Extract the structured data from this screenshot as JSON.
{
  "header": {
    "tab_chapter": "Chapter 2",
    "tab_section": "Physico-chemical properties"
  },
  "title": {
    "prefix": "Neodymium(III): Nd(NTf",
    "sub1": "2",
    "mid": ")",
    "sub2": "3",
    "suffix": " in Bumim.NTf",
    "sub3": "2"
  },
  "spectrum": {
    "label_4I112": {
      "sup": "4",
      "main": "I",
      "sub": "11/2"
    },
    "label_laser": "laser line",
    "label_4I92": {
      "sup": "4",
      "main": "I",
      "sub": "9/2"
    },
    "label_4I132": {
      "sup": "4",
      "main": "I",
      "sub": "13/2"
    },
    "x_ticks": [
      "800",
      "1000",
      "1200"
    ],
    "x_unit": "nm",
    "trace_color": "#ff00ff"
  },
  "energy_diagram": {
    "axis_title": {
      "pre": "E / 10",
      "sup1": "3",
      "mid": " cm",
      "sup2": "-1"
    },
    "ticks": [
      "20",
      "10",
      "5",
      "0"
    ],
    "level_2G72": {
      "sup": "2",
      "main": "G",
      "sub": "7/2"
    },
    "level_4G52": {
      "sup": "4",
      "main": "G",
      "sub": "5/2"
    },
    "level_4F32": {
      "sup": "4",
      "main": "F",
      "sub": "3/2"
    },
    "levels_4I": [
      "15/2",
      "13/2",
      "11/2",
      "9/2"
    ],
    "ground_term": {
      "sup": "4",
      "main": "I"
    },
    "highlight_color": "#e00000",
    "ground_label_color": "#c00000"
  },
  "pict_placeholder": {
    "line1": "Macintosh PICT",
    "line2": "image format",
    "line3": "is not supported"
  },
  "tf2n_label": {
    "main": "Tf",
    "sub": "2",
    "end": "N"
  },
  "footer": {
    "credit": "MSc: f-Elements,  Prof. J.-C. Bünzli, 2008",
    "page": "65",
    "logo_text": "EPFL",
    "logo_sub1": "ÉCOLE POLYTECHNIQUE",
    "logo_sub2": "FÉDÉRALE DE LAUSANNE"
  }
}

· · · ·

* **Short exercise**
Repeat the records above exactly, from the first line to the last.

* **Correct output**
Extract the structured data from this screenshot as JSON.
{
  "header": {
    "tab_chapter": "Chapter 2",
    "tab_section": "Physico-chemical properties"
  },
  "title": {
    "prefix": "Neodymium(III): Nd(NTf",
    "sub1": "2",
    "mid": ")",
    "sub2": "3",
    "suffix": " in Bumim.NTf",
    "sub3": "2"
  },
  "spectrum": {
    "label_4I112": {
      "sup": "4",
      "main": "I",
      "sub": "11/2"
    },
    "label_laser": "laser line",
    "label_4I92": {
      "sup": "4",
      "main": "I",
      "sub": "9/2"
    },
    "label_4I132": {
      "sup": "4",
      "main": "I",
      "sub": "13/2"
    },
    "x_ticks": [
      "800",
      "1000",
      "1200"
    ],
    "x_unit": "nm",
    "trace_color": "#ff00ff"
  },
  "energy_diagram": {
    "axis_title": {
      "pre": "E / 10",
      "sup1": "3",
      "mid": " cm",
      "sup2": "-1"
    },
    "ticks": [
      "20",
      "10",
      "5",
      "0"
    ],
    "level_2G72": {
      "sup": "2",
      "main": "G",
      "sub": "7/2"
    },
    "level_4G52": {
      "sup": "4",
      "main": "G",
      "sub": "5/2"
    },
    "level_4F32": {
      "sup": "4",
      "main": "F",
      "sub": "3/2"
    },
    "levels_4I": [
      "15/2",
      "13/2",
      "11/2",
      "9/2"
    ],
    "ground_term": {
      "sup": "4",
      "main": "I"
    },
    "highlight_color": "#e00000",
    "ground_label_color": "#c00000"
  },
  "pict_placeholder": {
    "line1": "Macintosh PICT",
    "line2": "image format",
    "line3": "is not supported"
  },
  "tf2n_label": {
    "main": "Tf",
    "sub": "2",
    "end": "N"
  },
  "footer": {
    "credit": "MSc: f-Elements,  Prof. J.-C. Bünzli, 2008",
    "page": "65",
    "logo_text": "EPFL",
    "logo_sub1": "ÉCOLE POLYTECHNIQUE",
    "logo_sub2": "FÉDÉRALE DE LAUSANNE"
  }
}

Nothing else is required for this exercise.